Entries provided:
◇ ◇ ◇

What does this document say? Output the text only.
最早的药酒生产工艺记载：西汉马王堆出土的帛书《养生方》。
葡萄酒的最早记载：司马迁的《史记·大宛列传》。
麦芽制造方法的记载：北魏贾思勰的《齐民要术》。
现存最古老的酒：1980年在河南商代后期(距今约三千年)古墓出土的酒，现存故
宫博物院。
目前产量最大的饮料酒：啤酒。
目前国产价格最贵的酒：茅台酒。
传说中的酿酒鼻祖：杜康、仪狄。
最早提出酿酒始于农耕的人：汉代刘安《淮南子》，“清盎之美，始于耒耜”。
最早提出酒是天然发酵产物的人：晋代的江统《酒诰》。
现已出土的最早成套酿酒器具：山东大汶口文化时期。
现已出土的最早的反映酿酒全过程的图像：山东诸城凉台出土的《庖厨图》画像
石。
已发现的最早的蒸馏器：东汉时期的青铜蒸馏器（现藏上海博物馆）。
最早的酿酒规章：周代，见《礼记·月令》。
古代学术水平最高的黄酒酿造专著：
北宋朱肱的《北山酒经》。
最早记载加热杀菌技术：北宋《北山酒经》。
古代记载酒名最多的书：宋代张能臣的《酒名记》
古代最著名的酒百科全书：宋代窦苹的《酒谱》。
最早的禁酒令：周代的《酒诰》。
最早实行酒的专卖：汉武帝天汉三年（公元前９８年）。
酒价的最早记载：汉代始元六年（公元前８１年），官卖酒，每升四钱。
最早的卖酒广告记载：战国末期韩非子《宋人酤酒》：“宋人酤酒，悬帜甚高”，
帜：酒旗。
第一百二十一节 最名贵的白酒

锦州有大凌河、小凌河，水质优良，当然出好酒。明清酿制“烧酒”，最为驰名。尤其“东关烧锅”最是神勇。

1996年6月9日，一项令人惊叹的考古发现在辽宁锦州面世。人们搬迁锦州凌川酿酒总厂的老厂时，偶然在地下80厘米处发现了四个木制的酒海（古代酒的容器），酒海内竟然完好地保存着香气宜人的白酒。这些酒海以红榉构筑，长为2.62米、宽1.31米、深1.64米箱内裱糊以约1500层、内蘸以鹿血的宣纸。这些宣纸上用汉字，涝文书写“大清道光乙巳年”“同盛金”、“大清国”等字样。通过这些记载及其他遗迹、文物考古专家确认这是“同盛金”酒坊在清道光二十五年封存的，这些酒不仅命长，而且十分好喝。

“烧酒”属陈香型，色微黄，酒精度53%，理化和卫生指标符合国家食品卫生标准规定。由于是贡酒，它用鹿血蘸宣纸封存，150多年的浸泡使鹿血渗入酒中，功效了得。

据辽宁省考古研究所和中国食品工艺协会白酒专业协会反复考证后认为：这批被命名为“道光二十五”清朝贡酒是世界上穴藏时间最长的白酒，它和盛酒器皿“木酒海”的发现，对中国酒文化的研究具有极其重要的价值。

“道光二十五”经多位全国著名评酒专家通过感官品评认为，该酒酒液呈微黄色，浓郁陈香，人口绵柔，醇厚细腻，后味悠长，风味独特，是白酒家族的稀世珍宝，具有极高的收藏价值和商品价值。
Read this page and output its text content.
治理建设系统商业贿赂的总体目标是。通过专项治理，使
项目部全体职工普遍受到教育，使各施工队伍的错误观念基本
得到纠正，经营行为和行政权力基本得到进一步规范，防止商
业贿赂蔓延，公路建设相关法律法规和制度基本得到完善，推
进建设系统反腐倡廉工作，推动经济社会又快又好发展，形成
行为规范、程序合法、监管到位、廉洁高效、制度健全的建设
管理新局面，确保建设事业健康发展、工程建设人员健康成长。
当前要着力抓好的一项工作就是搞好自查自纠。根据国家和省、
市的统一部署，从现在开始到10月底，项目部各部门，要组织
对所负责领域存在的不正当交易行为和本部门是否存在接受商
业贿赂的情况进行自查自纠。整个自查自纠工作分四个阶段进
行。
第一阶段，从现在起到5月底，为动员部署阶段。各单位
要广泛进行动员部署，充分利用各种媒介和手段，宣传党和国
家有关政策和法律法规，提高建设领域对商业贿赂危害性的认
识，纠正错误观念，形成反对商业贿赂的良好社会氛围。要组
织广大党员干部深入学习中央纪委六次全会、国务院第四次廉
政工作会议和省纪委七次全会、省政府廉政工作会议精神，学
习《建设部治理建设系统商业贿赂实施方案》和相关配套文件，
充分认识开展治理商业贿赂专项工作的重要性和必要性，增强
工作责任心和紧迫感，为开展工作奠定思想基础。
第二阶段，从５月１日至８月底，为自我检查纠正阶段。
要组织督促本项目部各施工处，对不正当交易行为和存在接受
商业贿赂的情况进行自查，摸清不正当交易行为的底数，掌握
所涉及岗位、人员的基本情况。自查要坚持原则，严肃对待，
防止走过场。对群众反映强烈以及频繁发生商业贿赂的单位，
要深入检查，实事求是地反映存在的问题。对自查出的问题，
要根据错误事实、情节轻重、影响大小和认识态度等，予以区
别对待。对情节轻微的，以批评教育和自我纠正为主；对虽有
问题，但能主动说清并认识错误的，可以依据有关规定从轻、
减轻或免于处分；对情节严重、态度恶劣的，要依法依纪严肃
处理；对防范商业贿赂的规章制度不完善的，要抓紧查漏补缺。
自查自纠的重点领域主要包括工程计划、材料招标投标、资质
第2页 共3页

◇ ◇ ◇

Set problem:
Calculate how many lines of the material include the string "text", and state that number by itself.

Solution below:
2